▸ **Given data**:
________________________________________
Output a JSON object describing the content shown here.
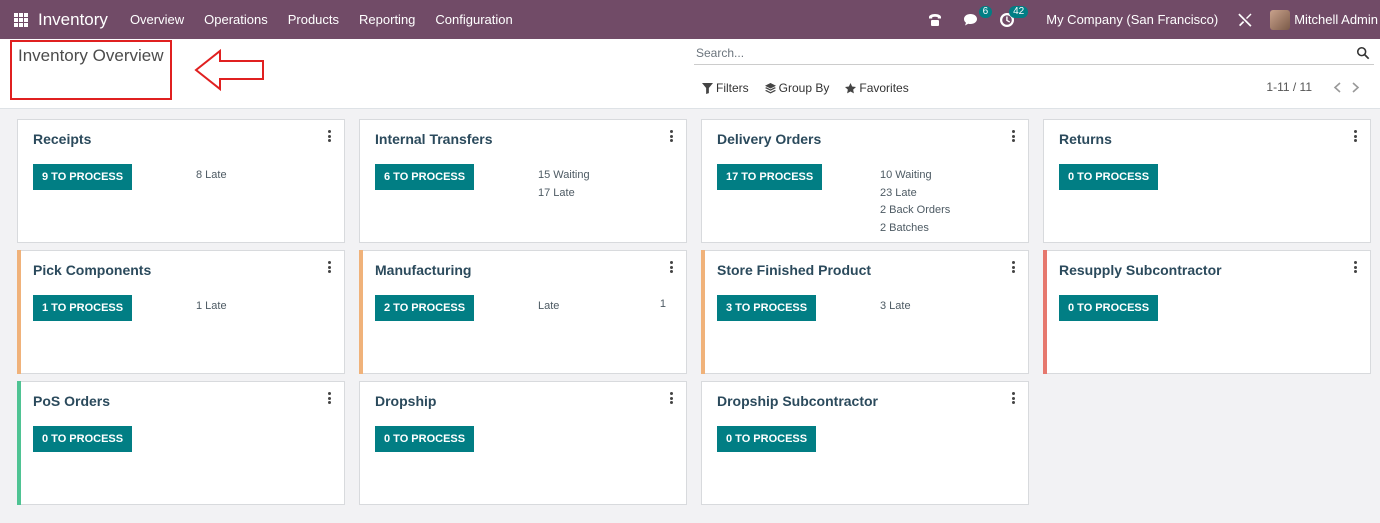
{
  "navbar": {
    "app_title": "Inventory",
    "menu": [
      "Overview",
      "Operations",
      "Products",
      "Reporting",
      "Configuration"
    ],
    "chat_badge": "6",
    "activity_badge": "42",
    "company": "My Company (San Francisco)",
    "user": "Mitchell Admin",
    "icons": [
      "apps-grid-icon",
      "phone-icon",
      "chat-icon",
      "clock-icon",
      "tools-icon"
    ]
  },
  "control_panel": {
    "title": "Inventory Overview",
    "search_placeholder": "Search...",
    "filters_label": "Filters",
    "group_by_label": "Group By",
    "favorites_label": "Favorites",
    "pager": "1-11 / 11",
    "annotation_color": "#e02020"
  },
  "colors": {
    "navbar": "#714b67",
    "primary_button": "#017e84",
    "accent_orange": "#f0b27a",
    "accent_red": "#e6786e",
    "accent_green": "#4fc393"
  },
  "cards": [
    {
      "title": "Receipts",
      "button": "9 TO PROCESS",
      "stats": [
        "8 Late"
      ],
      "count": "",
      "accent": ""
    },
    {
      "title": "Internal Transfers",
      "button": "6 TO PROCESS",
      "stats": [
        "15 Waiting",
        "17 Late"
      ],
      "count": "",
      "accent": ""
    },
    {
      "title": "Delivery Orders",
      "button": "17 TO PROCESS",
      "stats": [
        "10 Waiting",
        "23 Late",
        "2 Back Orders",
        "2 Batches"
      ],
      "count": "",
      "accent": ""
    },
    {
      "title": "Returns",
      "button": "0 TO PROCESS",
      "stats": [],
      "count": "",
      "accent": ""
    },
    {
      "title": "Pick Components",
      "button": "1 TO PROCESS",
      "stats": [
        "1 Late"
      ],
      "count": "",
      "accent": "#f0b27a"
    },
    {
      "title": "Manufacturing",
      "button": "2 TO PROCESS",
      "stats": [
        "Late"
      ],
      "count": "1",
      "accent": "#f0b27a"
    },
    {
      "title": "Store Finished Product",
      "button": "3 TO PROCESS",
      "stats": [
        "3 Late"
      ],
      "count": "",
      "accent": "#f0b27a"
    },
    {
      "title": "Resupply Subcontractor",
      "button": "0 TO PROCESS",
      "stats": [],
      "count": "",
      "accent": "#e6786e"
    },
    {
      "title": "PoS Orders",
      "button": "0 TO PROCESS",
      "stats": [],
      "count": "",
      "accent": "#4fc393"
    },
    {
      "title": "Dropship",
      "button": "0 TO PROCESS",
      "stats": [],
      "count": "",
      "accent": ""
    },
    {
      "title": "Dropship Subcontractor",
      "button": "0 TO PROCESS",
      "stats": [],
      "count": "",
      "accent": ""
    }
  ]
}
________________________________________
▸ **Work to be completed**: Copy out each line word for word, please, skipping the images.

▸ **Exercise response**:
Output a JSON object describing the content shown here.
{
  "navbar": {
    "app_title": "Inventory",
    "menu": [
      "Overview",
      "Operations",
      "Products",
      "Reporting",
      "Configuration"
    ],
    "chat_badge": "6",
    "activity_badge": "42",
    "company": "My Company (San Francisco)",
    "user": "Mitchell Admin",
    "icons": [
      "apps-grid-icon",
      "phone-icon",
      "chat-icon",
      "clock-icon",
      "tools-icon"
    ]
  },
  "control_panel": {
    "title": "Inventory Overview",
    "search_placeholder": "Search...",
    "filters_label": "Filters",
    "group_by_label": "Group By",
    "favorites_label": "Favorites",
    "pager": "1-11 / 11",
    "annotation_color": "#e02020"
  },
  "colors": {
    "navbar": "#714b67",
    "primary_button": "#017e84",
    "accent_orange": "#f0b27a",
    "accent_red": "#e6786e",
    "accent_green": "#4fc393"
  },
  "cards": [
    {
      "title": "Receipts",
      "button": "9 TO PROCESS",
      "stats": [
        "8 Late"
      ],
      "count": "",
      "accent": ""
    },
    {
      "title": "Internal Transfers",
      "button": "6 TO PROCESS",
      "stats": [
        "15 Waiting",
        "17 Late"
      ],
      "count": "",
      "accent": ""
    },
    {
      "title": "Delivery Orders",
      "button": "17 TO PROCESS",
      "stats": [
        "10 Waiting",
        "23 Late",
        "2 Back Orders",
        "2 Batches"
      ],
      "count": "",
      "accent": ""
    },
    {
      "title": "Returns",
      "button": "0 TO PROCESS",
      "stats": [],
      "count": "",
      "accent": ""
    },
    {
      "title": "Pick Components",
      "button": "1 TO PROCESS",
      "stats": [
        "1 Late"
      ],
      "count": "",
      "accent": "#f0b27a"
    },
    {
      "title": "Manufacturing",
      "button": "2 TO PROCESS",
      "stats": [
        "Late"
      ],
      "count": "1",
      "accent": "#f0b27a"
    },
    {
      "title": "Store Finished Product",
      "button": "3 TO PROCESS",
      "stats": [
        "3 Late"
      ],
      "count": "",
      "accent": "#f0b27a"
    },
    {
      "title": "Resupply Subcontractor",
      "button": "0 TO PROCESS",
      "stats": [],
      "count": "",
      "accent": "#e6786e"
    },
    {
      "title": "PoS Orders",
      "button": "0 TO PROCESS",
      "stats": [],
      "count": "",
      "accent": "#4fc393"
    },
    {
      "title": "Dropship",
      "button": "0 TO PROCESS",
      "stats": [],
      "count": "",
      "accent": ""
    },
    {
      "title": "Dropship Subcontractor",
      "button": "0 TO PROCESS",
      "stats": [],
      "count": "",
      "accent": ""
    }
  ]
}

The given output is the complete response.